***** Supplied data
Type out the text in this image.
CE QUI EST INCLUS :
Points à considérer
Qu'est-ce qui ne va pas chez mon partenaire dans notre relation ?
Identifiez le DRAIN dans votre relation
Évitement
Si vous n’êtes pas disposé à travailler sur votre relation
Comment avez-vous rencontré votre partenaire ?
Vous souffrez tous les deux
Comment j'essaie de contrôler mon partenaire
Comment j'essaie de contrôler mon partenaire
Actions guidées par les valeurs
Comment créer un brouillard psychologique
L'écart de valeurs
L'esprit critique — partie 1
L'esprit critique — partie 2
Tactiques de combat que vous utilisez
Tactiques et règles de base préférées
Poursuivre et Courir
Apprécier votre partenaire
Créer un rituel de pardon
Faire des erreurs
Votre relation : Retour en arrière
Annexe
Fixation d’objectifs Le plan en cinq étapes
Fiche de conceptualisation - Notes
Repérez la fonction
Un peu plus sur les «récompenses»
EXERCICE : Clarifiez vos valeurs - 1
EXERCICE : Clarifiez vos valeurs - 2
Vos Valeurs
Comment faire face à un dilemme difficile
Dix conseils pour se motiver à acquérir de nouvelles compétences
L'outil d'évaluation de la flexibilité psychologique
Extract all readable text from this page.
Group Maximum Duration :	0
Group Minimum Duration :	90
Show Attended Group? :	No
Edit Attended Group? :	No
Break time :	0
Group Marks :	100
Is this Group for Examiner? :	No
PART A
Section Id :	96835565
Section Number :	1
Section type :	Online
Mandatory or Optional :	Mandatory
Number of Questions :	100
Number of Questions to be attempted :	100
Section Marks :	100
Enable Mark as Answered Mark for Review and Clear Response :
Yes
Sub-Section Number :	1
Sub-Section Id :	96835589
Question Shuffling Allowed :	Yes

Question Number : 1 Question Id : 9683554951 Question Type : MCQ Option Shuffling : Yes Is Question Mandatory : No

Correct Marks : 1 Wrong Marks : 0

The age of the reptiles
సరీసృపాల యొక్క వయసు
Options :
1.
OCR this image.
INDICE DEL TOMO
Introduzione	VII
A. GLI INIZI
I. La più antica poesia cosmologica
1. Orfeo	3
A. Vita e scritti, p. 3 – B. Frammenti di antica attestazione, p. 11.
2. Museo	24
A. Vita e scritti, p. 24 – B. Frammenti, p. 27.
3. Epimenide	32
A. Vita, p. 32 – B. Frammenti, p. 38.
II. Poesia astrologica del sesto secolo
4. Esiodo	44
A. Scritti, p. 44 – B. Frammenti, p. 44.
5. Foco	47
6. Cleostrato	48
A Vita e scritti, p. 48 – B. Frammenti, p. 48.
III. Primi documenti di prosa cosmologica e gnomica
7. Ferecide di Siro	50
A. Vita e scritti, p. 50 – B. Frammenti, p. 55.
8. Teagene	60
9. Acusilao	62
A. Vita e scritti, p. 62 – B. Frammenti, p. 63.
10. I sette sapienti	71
**********
= Task brief =
Transcribe the full listing above without leaving anything out.

= Full solution =
Type out the text in this image.
CE QUI EST INCLUS :
Points à considérer
Qu'est-ce qui ne va pas chez mon partenaire dans notre relation ?
Identifiez le DRAIN dans votre relation
Évitement
Si vous n’êtes pas disposé à travailler sur votre relation
Comment avez-vous rencontré votre partenaire ?
Vous souffrez tous les deux
Comment j'essaie de contrôler mon partenaire
Comment j'essaie de contrôler mon partenaire
Actions guidées par les valeurs
Comment créer un brouillard psychologique
L'écart de valeurs
L'esprit critique — partie 1
L'esprit critique — partie 2
Tactiques de combat que vous utilisez
Tactiques et règles de base préférées
Poursuivre et Courir
Apprécier votre partenaire
Créer un rituel de pardon
Faire des erreurs
Votre relation : Retour en arrière
Annexe
Fixation d’objectifs Le plan en cinq étapes
Fiche de conceptualisation - Notes
Repérez la fonction
Un peu plus sur les «récompenses»
EXERCICE : Clarifiez vos valeurs - 1
EXERCICE : Clarifiez vos valeurs - 2
Vos Valeurs
Comment faire face à un dilemme difficile
Dix conseils pour se motiver à acquérir de nouvelles compétences
L'outil d'évaluation de la flexibilité psychologique
Extract all readable text from this page.
Group Maximum Duration :	0
Group Minimum Duration :	90
Show Attended Group? :	No
Edit Attended Group? :	No
Break time :	0
Group Marks :	100
Is this Group for Examiner? :	No
PART A
Section Id :	96835565
Section Number :	1
Section type :	Online
Mandatory or Optional :	Mandatory
Number of Questions :	100
Number of Questions to be attempted :	100
Section Marks :	100
Enable Mark as Answered Mark for Review and Clear Response :
Yes
Sub-Section Number :	1
Sub-Section Id :	96835589
Question Shuffling Allowed :	Yes

Question Number : 1 Question Id : 9683554951 Question Type : MCQ Option Shuffling : Yes Is Question Mandatory : No

Correct Marks : 1 Wrong Marks : 0

The age of the reptiles
సరీసృపాల యొక్క వయసు
Options :
1.
OCR this image.
INDICE DEL TOMO
Introduzione	VII
A. GLI INIZI
I. La più antica poesia cosmologica
1. Orfeo	3
A. Vita e scritti, p. 3 – B. Frammenti di antica attestazione, p. 11.
2. Museo	24
A. Vita e scritti, p. 24 – B. Frammenti, p. 27.
3. Epimenide	32
A. Vita, p. 32 – B. Frammenti, p. 38.
II. Poesia astrologica del sesto secolo
4. Esiodo	44
A. Scritti, p. 44 – B. Frammenti, p. 44.
5. Foco	47
6. Cleostrato	48
A Vita e scritti, p. 48 – B. Frammenti, p. 48.
III. Primi documenti di prosa cosmologica e gnomica
7. Ferecide di Siro	50
A. Vita e scritti, p. 50 – B. Frammenti, p. 55.
8. Teagene	60
9. Acusilao	62
A. Vita e scritti, p. 62 – B. Frammenti, p. 63.
10. I sette sapienti	71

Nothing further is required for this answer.